[Items from a figure collection]
——
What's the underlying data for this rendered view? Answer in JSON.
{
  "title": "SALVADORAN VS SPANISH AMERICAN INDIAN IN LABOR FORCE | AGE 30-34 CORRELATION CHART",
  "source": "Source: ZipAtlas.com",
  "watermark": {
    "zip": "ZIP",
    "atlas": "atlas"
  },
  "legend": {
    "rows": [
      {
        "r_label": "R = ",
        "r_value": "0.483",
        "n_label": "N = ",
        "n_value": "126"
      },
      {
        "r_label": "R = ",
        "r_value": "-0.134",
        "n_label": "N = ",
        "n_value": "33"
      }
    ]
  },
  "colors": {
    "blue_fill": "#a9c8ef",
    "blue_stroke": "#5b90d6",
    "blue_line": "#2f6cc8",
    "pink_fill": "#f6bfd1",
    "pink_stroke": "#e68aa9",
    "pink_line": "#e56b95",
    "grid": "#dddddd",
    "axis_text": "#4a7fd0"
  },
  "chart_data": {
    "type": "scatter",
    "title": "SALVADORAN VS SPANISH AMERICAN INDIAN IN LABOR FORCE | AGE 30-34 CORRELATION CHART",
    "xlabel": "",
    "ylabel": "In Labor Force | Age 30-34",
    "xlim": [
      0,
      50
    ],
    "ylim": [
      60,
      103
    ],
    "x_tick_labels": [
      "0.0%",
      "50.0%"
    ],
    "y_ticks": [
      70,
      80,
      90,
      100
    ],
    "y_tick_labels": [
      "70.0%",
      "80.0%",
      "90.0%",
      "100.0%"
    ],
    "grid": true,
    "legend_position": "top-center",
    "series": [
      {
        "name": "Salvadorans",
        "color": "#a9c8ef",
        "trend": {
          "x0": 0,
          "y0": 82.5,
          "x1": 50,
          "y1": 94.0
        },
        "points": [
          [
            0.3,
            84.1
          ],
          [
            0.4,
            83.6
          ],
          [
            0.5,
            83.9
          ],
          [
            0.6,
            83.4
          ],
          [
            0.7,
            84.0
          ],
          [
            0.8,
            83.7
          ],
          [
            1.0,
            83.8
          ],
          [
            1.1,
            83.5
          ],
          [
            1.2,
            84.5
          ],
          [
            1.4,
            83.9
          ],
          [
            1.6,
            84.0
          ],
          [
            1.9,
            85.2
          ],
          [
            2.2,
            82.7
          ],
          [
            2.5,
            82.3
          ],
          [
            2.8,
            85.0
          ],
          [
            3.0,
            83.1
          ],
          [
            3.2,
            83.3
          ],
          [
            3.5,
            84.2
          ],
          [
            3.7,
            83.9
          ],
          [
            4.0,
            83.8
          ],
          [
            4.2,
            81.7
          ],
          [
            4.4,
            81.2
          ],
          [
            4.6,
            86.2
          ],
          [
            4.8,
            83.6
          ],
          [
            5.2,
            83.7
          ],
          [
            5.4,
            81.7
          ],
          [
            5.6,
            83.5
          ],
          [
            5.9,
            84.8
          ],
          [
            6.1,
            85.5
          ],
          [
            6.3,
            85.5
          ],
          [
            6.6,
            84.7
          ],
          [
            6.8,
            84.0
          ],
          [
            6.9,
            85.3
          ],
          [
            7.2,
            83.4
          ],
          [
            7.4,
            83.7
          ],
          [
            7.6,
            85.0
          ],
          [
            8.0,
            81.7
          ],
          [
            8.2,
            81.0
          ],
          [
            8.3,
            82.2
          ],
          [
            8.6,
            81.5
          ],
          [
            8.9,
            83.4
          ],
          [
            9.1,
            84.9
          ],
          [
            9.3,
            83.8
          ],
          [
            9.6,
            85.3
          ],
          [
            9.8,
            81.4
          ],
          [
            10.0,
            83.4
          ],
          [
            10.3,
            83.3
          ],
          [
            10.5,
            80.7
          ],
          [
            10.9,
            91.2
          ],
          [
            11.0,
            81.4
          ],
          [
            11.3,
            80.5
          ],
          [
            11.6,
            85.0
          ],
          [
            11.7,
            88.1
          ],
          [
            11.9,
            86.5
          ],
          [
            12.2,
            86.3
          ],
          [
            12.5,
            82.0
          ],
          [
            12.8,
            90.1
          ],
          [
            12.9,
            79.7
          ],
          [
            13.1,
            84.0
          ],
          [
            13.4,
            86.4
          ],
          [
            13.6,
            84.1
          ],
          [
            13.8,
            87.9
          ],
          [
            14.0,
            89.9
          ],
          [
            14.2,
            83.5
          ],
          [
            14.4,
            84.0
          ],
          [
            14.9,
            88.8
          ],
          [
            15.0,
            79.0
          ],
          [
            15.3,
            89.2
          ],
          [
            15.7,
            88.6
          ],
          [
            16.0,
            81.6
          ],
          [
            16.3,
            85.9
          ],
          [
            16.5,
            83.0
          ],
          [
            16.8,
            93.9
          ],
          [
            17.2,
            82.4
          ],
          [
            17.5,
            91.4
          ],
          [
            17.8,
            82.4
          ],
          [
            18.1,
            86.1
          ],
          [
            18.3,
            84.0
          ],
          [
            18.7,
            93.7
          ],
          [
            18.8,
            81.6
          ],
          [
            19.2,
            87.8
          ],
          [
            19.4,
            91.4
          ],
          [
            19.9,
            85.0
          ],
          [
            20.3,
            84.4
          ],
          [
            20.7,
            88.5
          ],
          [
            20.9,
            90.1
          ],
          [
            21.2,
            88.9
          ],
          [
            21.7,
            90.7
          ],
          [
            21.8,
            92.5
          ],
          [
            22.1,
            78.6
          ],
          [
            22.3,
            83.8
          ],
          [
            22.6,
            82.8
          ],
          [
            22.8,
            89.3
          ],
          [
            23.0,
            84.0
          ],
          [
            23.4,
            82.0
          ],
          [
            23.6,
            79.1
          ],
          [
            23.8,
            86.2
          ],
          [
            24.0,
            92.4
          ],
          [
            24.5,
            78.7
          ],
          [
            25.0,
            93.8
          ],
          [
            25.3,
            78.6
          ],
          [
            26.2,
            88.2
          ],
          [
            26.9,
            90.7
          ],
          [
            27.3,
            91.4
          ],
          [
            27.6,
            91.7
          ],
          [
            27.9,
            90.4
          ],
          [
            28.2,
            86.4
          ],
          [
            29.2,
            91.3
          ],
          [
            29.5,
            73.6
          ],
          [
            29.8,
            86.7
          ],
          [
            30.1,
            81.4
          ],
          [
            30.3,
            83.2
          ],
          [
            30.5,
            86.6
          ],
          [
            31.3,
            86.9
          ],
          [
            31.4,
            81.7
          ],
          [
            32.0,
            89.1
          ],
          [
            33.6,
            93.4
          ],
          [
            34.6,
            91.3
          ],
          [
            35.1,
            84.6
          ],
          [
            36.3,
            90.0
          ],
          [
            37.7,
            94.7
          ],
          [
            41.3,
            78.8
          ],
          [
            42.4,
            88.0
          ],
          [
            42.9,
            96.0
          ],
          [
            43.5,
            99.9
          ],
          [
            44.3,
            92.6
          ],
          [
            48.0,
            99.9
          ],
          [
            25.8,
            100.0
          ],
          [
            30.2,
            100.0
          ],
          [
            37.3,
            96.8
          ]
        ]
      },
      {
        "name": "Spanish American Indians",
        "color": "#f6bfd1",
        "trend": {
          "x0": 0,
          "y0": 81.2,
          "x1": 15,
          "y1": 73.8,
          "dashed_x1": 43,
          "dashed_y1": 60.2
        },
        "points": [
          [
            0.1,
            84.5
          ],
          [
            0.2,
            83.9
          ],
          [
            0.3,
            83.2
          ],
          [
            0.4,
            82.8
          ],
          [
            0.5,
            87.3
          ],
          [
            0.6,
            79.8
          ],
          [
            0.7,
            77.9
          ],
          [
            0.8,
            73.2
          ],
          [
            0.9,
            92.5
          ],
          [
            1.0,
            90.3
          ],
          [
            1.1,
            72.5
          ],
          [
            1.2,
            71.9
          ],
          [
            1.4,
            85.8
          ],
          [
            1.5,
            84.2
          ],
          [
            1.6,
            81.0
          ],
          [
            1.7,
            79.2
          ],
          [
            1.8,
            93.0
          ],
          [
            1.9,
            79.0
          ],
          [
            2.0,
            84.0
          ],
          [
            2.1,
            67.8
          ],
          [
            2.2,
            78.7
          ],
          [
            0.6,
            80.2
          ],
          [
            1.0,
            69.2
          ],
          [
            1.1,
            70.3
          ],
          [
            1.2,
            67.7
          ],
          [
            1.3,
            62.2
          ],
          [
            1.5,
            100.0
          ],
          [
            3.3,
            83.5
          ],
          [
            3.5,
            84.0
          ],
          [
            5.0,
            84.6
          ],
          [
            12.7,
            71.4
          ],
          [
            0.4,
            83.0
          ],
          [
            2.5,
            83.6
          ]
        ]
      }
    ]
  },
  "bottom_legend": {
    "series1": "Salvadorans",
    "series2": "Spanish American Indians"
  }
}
——
From the data above, gather every line that includes the word "Indians".

■ **Task response**:
        "name": "Spanish American Indians",
    "series2": "Spanish American Indians"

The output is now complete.